Input rows →

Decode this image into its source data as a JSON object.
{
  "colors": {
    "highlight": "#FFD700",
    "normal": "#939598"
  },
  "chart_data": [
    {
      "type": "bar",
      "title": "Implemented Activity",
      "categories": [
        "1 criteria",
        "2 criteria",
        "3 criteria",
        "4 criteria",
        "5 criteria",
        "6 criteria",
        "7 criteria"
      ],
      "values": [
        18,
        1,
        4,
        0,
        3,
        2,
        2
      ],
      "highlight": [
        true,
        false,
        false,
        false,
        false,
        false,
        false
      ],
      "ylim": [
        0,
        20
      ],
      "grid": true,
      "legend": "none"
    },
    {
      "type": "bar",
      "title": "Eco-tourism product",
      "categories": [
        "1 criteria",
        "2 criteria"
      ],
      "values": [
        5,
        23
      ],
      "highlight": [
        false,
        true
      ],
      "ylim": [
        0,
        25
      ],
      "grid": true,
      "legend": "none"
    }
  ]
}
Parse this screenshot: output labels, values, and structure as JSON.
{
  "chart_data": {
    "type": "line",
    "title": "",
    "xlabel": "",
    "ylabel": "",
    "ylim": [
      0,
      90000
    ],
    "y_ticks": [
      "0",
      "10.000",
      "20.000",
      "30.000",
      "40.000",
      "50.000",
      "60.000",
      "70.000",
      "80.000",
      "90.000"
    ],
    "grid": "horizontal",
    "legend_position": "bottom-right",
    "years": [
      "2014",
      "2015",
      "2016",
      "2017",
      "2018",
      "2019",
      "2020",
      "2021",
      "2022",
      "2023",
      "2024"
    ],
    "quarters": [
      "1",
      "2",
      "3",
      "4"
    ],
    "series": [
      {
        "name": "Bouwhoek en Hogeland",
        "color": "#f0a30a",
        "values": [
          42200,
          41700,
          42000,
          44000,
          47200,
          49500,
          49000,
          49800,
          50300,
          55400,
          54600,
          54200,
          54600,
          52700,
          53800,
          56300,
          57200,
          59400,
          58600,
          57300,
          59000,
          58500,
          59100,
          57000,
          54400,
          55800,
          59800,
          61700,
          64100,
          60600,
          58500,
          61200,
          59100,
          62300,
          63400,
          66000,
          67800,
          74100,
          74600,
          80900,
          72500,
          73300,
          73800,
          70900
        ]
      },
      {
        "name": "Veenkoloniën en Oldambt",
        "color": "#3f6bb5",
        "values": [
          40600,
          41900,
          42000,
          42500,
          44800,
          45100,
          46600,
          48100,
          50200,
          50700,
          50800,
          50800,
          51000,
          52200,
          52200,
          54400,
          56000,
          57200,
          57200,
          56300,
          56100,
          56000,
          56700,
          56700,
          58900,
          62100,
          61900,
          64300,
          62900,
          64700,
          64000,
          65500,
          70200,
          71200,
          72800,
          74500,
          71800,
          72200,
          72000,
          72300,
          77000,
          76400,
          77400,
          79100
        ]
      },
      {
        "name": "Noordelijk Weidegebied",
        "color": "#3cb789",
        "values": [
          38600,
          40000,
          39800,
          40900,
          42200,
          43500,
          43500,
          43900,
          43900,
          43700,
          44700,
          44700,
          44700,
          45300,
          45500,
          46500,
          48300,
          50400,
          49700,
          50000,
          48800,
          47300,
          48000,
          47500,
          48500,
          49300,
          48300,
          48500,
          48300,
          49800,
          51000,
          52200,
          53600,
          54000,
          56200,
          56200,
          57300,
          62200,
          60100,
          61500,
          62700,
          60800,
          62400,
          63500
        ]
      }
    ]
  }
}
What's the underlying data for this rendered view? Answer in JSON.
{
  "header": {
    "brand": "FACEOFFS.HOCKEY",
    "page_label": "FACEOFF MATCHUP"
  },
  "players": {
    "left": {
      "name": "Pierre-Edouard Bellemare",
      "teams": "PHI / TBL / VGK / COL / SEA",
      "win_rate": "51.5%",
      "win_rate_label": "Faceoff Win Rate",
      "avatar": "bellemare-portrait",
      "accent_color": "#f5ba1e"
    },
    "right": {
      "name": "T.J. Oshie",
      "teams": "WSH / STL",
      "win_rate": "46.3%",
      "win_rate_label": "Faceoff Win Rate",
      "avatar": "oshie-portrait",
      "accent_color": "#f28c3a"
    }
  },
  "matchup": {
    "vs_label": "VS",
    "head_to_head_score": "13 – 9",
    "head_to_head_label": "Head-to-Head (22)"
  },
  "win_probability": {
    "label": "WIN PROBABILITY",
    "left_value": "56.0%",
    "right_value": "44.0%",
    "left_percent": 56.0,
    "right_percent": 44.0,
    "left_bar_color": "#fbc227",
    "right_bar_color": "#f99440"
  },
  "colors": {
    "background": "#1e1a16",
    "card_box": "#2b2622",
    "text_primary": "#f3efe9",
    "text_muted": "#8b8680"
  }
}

Exercise → Return all the data exactly as given.

Written solution →
Decode this image into its source data as a JSON object.
{
  "colors": {
    "highlight": "#FFD700",
    "normal": "#939598"
  },
  "chart_data": [
    {
      "type": "bar",
      "title": "Implemented Activity",
      "categories": [
        "1 criteria",
        "2 criteria",
        "3 criteria",
        "4 criteria",
        "5 criteria",
        "6 criteria",
        "7 criteria"
      ],
      "values": [
        18,
        1,
        4,
        0,
        3,
        2,
        2
      ],
      "highlight": [
        true,
        false,
        false,
        false,
        false,
        false,
        false
      ],
      "ylim": [
        0,
        20
      ],
      "grid": true,
      "legend": "none"
    },
    {
      "type": "bar",
      "title": "Eco-tourism product",
      "categories": [
        "1 criteria",
        "2 criteria"
      ],
      "values": [
        5,
        23
      ],
      "highlight": [
        false,
        true
      ],
      "ylim": [
        0,
        25
      ],
      "grid": true,
      "legend": "none"
    }
  ]
}
Parse this screenshot: output labels, values, and structure as JSON.
{
  "chart_data": {
    "type": "line",
    "title": "",
    "xlabel": "",
    "ylabel": "",
    "ylim": [
      0,
      90000
    ],
    "y_ticks": [
      "0",
      "10.000",
      "20.000",
      "30.000",
      "40.000",
      "50.000",
      "60.000",
      "70.000",
      "80.000",
      "90.000"
    ],
    "grid": "horizontal",
    "legend_position": "bottom-right",
    "years": [
      "2014",
      "2015",
      "2016",
      "2017",
      "2018",
      "2019",
      "2020",
      "2021",
      "2022",
      "2023",
      "2024"
    ],
    "quarters": [
      "1",
      "2",
      "3",
      "4"
    ],
    "series": [
      {
        "name": "Bouwhoek en Hogeland",
        "color": "#f0a30a",
        "values": [
          42200,
          41700,
          42000,
          44000,
          47200,
          49500,
          49000,
          49800,
          50300,
          55400,
          54600,
          54200,
          54600,
          52700,
          53800,
          56300,
          57200,
          59400,
          58600,
          57300,
          59000,
          58500,
          59100,
          57000,
          54400,
          55800,
          59800,
          61700,
          64100,
          60600,
          58500,
          61200,
          59100,
          62300,
          63400,
          66000,
          67800,
          74100,
          74600,
          80900,
          72500,
          73300,
          73800,
          70900
        ]
      },
      {
        "name": "Veenkoloniën en Oldambt",
        "color": "#3f6bb5",
        "values": [
          40600,
          41900,
          42000,
          42500,
          44800,
          45100,
          46600,
          48100,
          50200,
          50700,
          50800,
          50800,
          51000,
          52200,
          52200,
          54400,
          56000,
          57200,
          57200,
          56300,
          56100,
          56000,
          56700,
          56700,
          58900,
          62100,
          61900,
          64300,
          62900,
          64700,
          64000,
          65500,
          70200,
          71200,
          72800,
          74500,
          71800,
          72200,
          72000,
          72300,
          77000,
          76400,
          77400,
          79100
        ]
      },
      {
        "name": "Noordelijk Weidegebied",
        "color": "#3cb789",
        "values": [
          38600,
          40000,
          39800,
          40900,
          42200,
          43500,
          43500,
          43900,
          43900,
          43700,
          44700,
          44700,
          44700,
          45300,
          45500,
          46500,
          48300,
          50400,
          49700,
          50000,
          48800,
          47300,
          48000,
          47500,
          48500,
          49300,
          48300,
          48500,
          48300,
          49800,
          51000,
          52200,
          53600,
          54000,
          56200,
          56200,
          57300,
          62200,
          60100,
          61500,
          62700,
          60800,
          62400,
          63500
        ]
      }
    ]
  }
}
What's the underlying data for this rendered view? Answer in JSON.
{
  "header": {
    "brand": "FACEOFFS.HOCKEY",
    "page_label": "FACEOFF MATCHUP"
  },
  "players": {
    "left": {
      "name": "Pierre-Edouard Bellemare",
      "teams": "PHI / TBL / VGK / COL / SEA",
      "win_rate": "51.5%",
      "win_rate_label": "Faceoff Win Rate",
      "avatar": "bellemare-portrait",
      "accent_color": "#f5ba1e"
    },
    "right": {
      "name": "T.J. Oshie",
      "teams": "WSH / STL",
      "win_rate": "46.3%",
      "win_rate_label": "Faceoff Win Rate",
      "avatar": "oshie-portrait",
      "accent_color": "#f28c3a"
    }
  },
  "matchup": {
    "vs_label": "VS",
    "head_to_head_score": "13 – 9",
    "head_to_head_label": "Head-to-Head (22)"
  },
  "win_probability": {
    "label": "WIN PROBABILITY",
    "left_value": "56.0%",
    "right_value": "44.0%",
    "left_percent": 56.0,
    "right_percent": 44.0,
    "left_bar_color": "#fbc227",
    "right_bar_color": "#f99440"
  },
  "colors": {
    "background": "#1e1a16",
    "card_box": "#2b2622",
    "text_primary": "#f3efe9",
    "text_muted": "#8b8680"
  }
}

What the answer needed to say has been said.